▶ **PROVIDED RECORDS**

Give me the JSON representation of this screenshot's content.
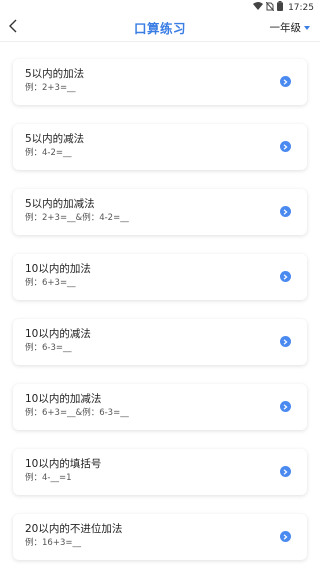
{
  "status_bar": {
    "time": "17:25"
  },
  "header": {
    "title": "口算练习",
    "grade": "一年级",
    "back_icon": "chevron-left-icon"
  },
  "colors": {
    "accent": "#3a7ee4",
    "go_icon": "#4a8af0"
  },
  "cards": [
    {
      "title": "5以内的加法",
      "example": "例：2+3=__"
    },
    {
      "title": "5以内的减法",
      "example": "例：4-2=__"
    },
    {
      "title": "5以内的加减法",
      "example": "例：2+3=__&例：4-2=__"
    },
    {
      "title": "10以内的加法",
      "example": "例：6+3=__"
    },
    {
      "title": "10以内的减法",
      "example": "例：6-3=__"
    },
    {
      "title": "10以内的加减法",
      "example": "例：6+3=__&例：6-3=__"
    },
    {
      "title": "10以内的填括号",
      "example": "例：4-__=1"
    },
    {
      "title": "20以内的不进位加法",
      "example": "例：16+3=__"
    }
  ]
}
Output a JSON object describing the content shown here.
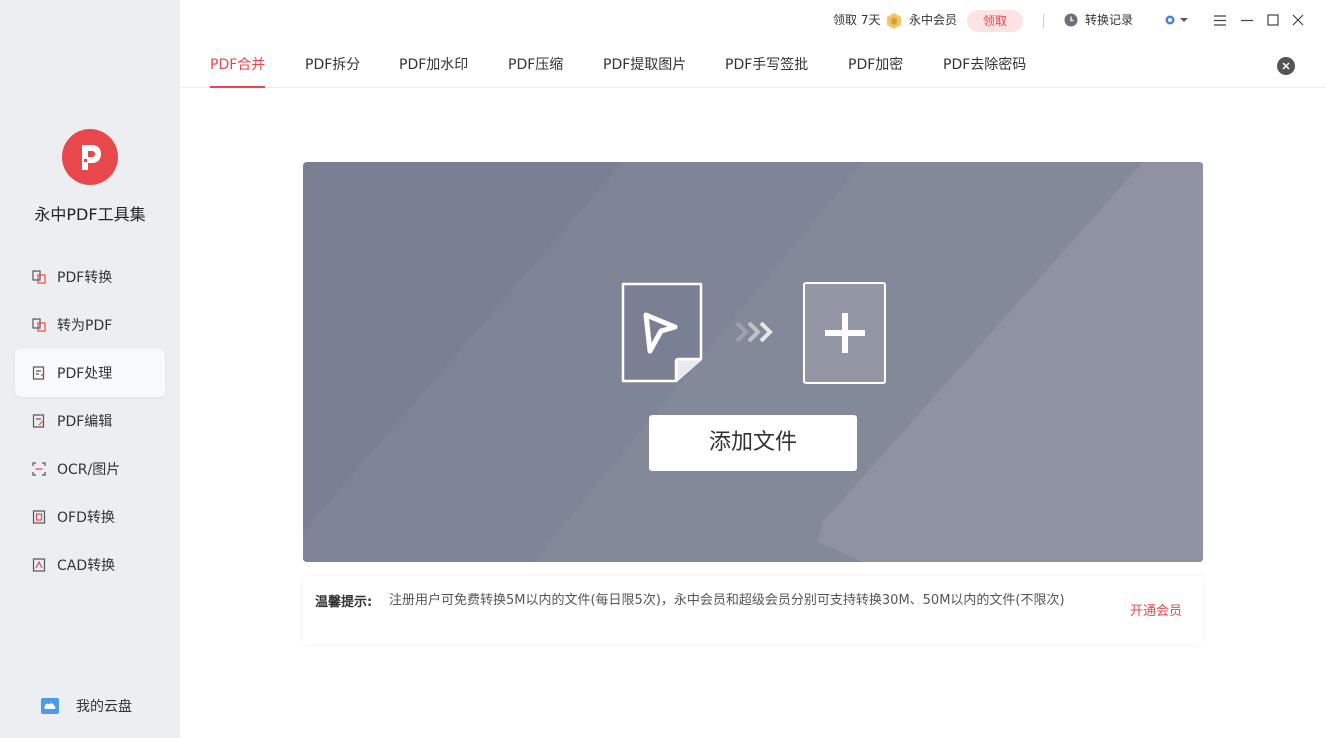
{
  "app": {
    "name": "永中PDF工具集"
  },
  "sidebar": {
    "items": [
      {
        "label": "PDF转换",
        "icon": "convert-icon",
        "active": false
      },
      {
        "label": "转为PDF",
        "icon": "to-pdf-icon",
        "active": false
      },
      {
        "label": "PDF处理",
        "icon": "process-icon",
        "active": true
      },
      {
        "label": "PDF编辑",
        "icon": "edit-icon",
        "active": false
      },
      {
        "label": "OCR/图片",
        "icon": "ocr-icon",
        "active": false
      },
      {
        "label": "OFD转换",
        "icon": "ofd-icon",
        "active": false
      },
      {
        "label": "CAD转换",
        "icon": "cad-icon",
        "active": false
      }
    ],
    "cloud_label": "我的云盘"
  },
  "topbar": {
    "claim_days": "领取 7天",
    "member_label": "永中会员",
    "claim_button": "领取",
    "history_label": "转换记录"
  },
  "tabs": [
    {
      "label": "PDF合并",
      "active": true
    },
    {
      "label": "PDF拆分",
      "active": false
    },
    {
      "label": "PDF加水印",
      "active": false
    },
    {
      "label": "PDF压缩",
      "active": false
    },
    {
      "label": "PDF提取图片",
      "active": false
    },
    {
      "label": "PDF手写签批",
      "active": false
    },
    {
      "label": "PDF加密",
      "active": false
    },
    {
      "label": "PDF去除密码",
      "active": false
    }
  ],
  "dropzone": {
    "add_button": "添加文件"
  },
  "tips": {
    "label": "温馨提示:",
    "text": "注册用户可免费转换5M以内的文件(每日限5次)，永中会员和超级会员分别可支持转换30M、50M以内的文件(不限次)",
    "link": "开通会员"
  },
  "colors": {
    "accent": "#e8484b",
    "sidebar_bg": "#eceef2",
    "dropzone_bg": "#7a7f93"
  }
}
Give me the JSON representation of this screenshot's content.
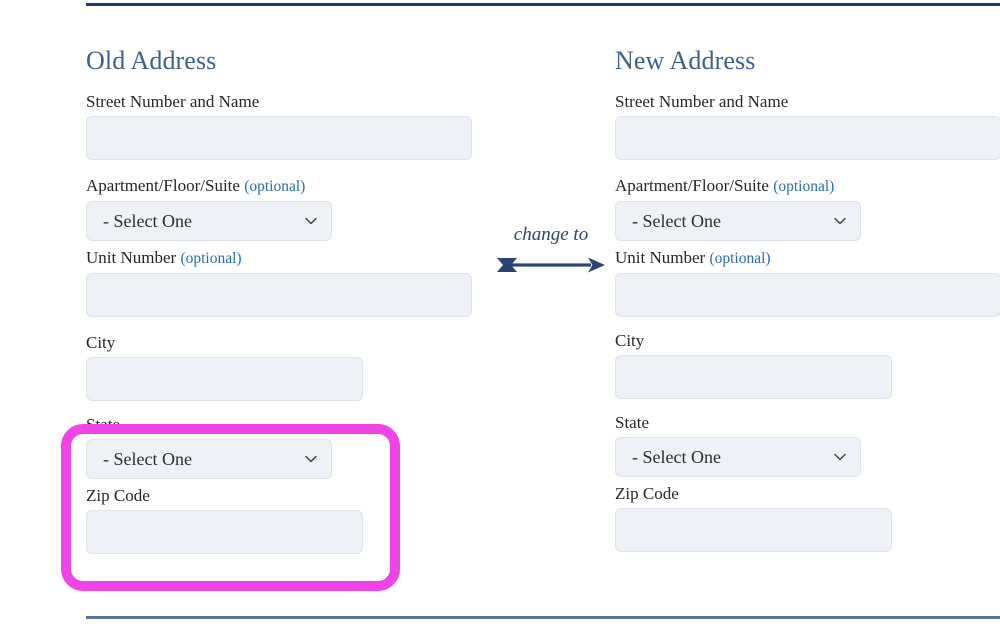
{
  "page": {
    "top_rule_color": "#1c3a6e",
    "bottom_rule_color": "#5b7196",
    "background": "#ffffff"
  },
  "colors": {
    "heading": "#3f5f8c",
    "label": "#252628",
    "optional": "#2c6cb4",
    "field_fill": "#eef2f7",
    "field_border": "#dde4ee",
    "highlight": "#ee44e8",
    "arrow": "#2c4372"
  },
  "old_address": {
    "heading": "Old Address",
    "fields": {
      "street_label": "Street Number and Name",
      "apartment_label": "Apartment/Floor/Suite",
      "apartment_optional": "(optional)",
      "apartment_value": "- Select One",
      "unit_label": "Unit Number",
      "unit_optional": "(optional)",
      "city_label": "City",
      "state_label": "State",
      "state_value": "- Select One",
      "zip_label": "Zip Code"
    },
    "values": {
      "street": "",
      "unit": "",
      "city": "",
      "zip": ""
    }
  },
  "new_address": {
    "heading": "New Address",
    "fields": {
      "street_label": "Street Number and Name",
      "apartment_label": "Apartment/Floor/Suite",
      "apartment_optional": "(optional)",
      "apartment_value": "- Select One",
      "unit_label": "Unit Number",
      "unit_optional": "(optional)",
      "city_label": "City",
      "state_label": "State",
      "state_value": "- Select One",
      "zip_label": "Zip Code"
    },
    "values": {
      "street": "",
      "unit": "",
      "city": "",
      "zip": ""
    }
  },
  "connector": {
    "label": "change to",
    "icon": "right-arrow-icon"
  },
  "highlight": {
    "target": "old-address-state-and-zip",
    "color": "#ee44e8"
  },
  "icons": {
    "chevron": "chevron-down-icon",
    "arrow": "arrow-right-icon"
  }
}
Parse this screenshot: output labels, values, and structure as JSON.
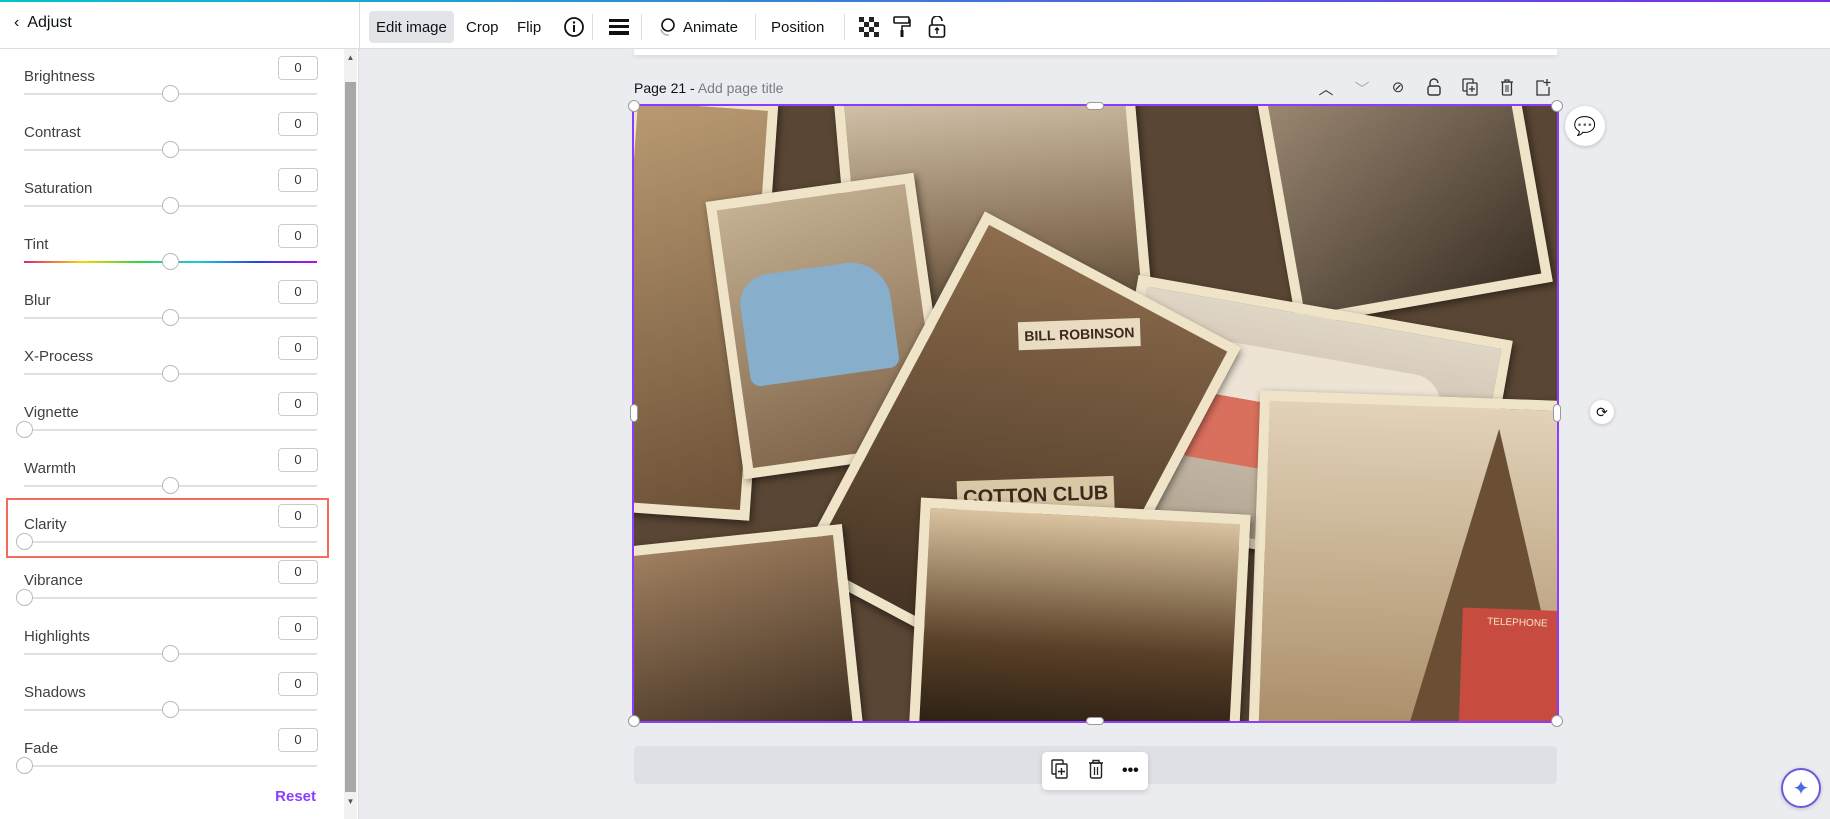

▶ **EXERCISE TASK**
Copy out the records above in full, exactly as written, but not the pictures.

▶ **FINAL ANSWER**
Give me the JSON representation of this screenshot's content.
{
  "status_bar": {
    "time": "17:25"
  },
  "header": {
    "title": "口算练习",
    "grade": "一年级",
    "back_icon": "chevron-left-icon"
  },
  "colors": {
    "accent": "#3a7ee4",
    "go_icon": "#4a8af0"
  },
  "cards": [
    {
      "title": "5以内的加法",
      "example": "例：2+3=__"
    },
    {
      "title": "5以内的减法",
      "example": "例：4-2=__"
    },
    {
      "title": "5以内的加减法",
      "example": "例：2+3=__&例：4-2=__"
    },
    {
      "title": "10以内的加法",
      "example": "例：6+3=__"
    },
    {
      "title": "10以内的减法",
      "example": "例：6-3=__"
    },
    {
      "title": "10以内的加减法",
      "example": "例：6+3=__&例：6-3=__"
    },
    {
      "title": "10以内的填括号",
      "example": "例：4-__=1"
    },
    {
      "title": "20以内的不进位加法",
      "example": "例：16+3=__"
    }
  ]
}
Output a JSON object describing the content shown here.
{
  "app": {
    "name": "永中PDF工具集"
  },
  "sidebar": {
    "items": [
      {
        "label": "PDF转换",
        "icon": "convert-icon",
        "active": false
      },
      {
        "label": "转为PDF",
        "icon": "to-pdf-icon",
        "active": false
      },
      {
        "label": "PDF处理",
        "icon": "process-icon",
        "active": true
      },
      {
        "label": "PDF编辑",
        "icon": "edit-icon",
        "active": false
      },
      {
        "label": "OCR/图片",
        "icon": "ocr-icon",
        "active": false
      },
      {
        "label": "OFD转换",
        "icon": "ofd-icon",
        "active": false
      },
      {
        "label": "CAD转换",
        "icon": "cad-icon",
        "active": false
      }
    ],
    "cloud_label": "我的云盘"
  },
  "topbar": {
    "claim_days": "领取 7天",
    "member_label": "永中会员",
    "claim_button": "领取",
    "history_label": "转换记录"
  },
  "tabs": [
    {
      "label": "PDF合并",
      "active": true
    },
    {
      "label": "PDF拆分",
      "active": false
    },
    {
      "label": "PDF加水印",
      "active": false
    },
    {
      "label": "PDF压缩",
      "active": false
    },
    {
      "label": "PDF提取图片",
      "active": false
    },
    {
      "label": "PDF手写签批",
      "active": false
    },
    {
      "label": "PDF加密",
      "active": false
    },
    {
      "label": "PDF去除密码",
      "active": false
    }
  ],
  "dropzone": {
    "add_button": "添加文件"
  },
  "tips": {
    "label": "温馨提示:",
    "text": "注册用户可免费转换5M以内的文件(每日限5次)，永中会员和超级会员分别可支持转换30M、50M以内的文件(不限次)",
    "link": "开通会员"
  },
  "colors": {
    "accent": "#e8484b",
    "sidebar_bg": "#eceef2",
    "dropzone_bg": "#7a7f93"
  }
}
Give me the JSON representation of this screenshot's content.
{
  "page": {
    "top_rule_color": "#1c3a6e",
    "bottom_rule_color": "#5b7196",
    "background": "#ffffff"
  },
  "colors": {
    "heading": "#3f5f8c",
    "label": "#252628",
    "optional": "#2c6cb4",
    "field_fill": "#eef2f7",
    "field_border": "#dde4ee",
    "highlight": "#ee44e8",
    "arrow": "#2c4372"
  },
  "old_address": {
    "heading": "Old Address",
    "fields": {
      "street_label": "Street Number and Name",
      "apartment_label": "Apartment/Floor/Suite",
      "apartment_optional": "(optional)",
      "apartment_value": "- Select One",
      "unit_label": "Unit Number",
      "unit_optional": "(optional)",
      "city_label": "City",
      "state_label": "State",
      "state_value": "- Select One",
      "zip_label": "Zip Code"
    },
    "values": {
      "street": "",
      "unit": "",
      "city": "",
      "zip": ""
    }
  },
  "new_address": {
    "heading": "New Address",
    "fields": {
      "street_label": "Street Number and Name",
      "apartment_label": "Apartment/Floor/Suite",
      "apartment_optional": "(optional)",
      "apartment_value": "- Select One",
      "unit_label": "Unit Number",
      "unit_optional": "(optional)",
      "city_label": "City",
      "state_label": "State",
      "state_value": "- Select One",
      "zip_label": "Zip Code"
    },
    "values": {
      "street": "",
      "unit": "",
      "city": "",
      "zip": ""
    }
  },
  "connector": {
    "label": "change to",
    "icon": "right-arrow-icon"
  },
  "highlight": {
    "target": "old-address-state-and-zip",
    "color": "#ee44e8"
  },
  "icons": {
    "chevron": "chevron-down-icon",
    "arrow": "arrow-right-icon"
  }
}
Parse this screenshot: output labels, values, and structure as JSON.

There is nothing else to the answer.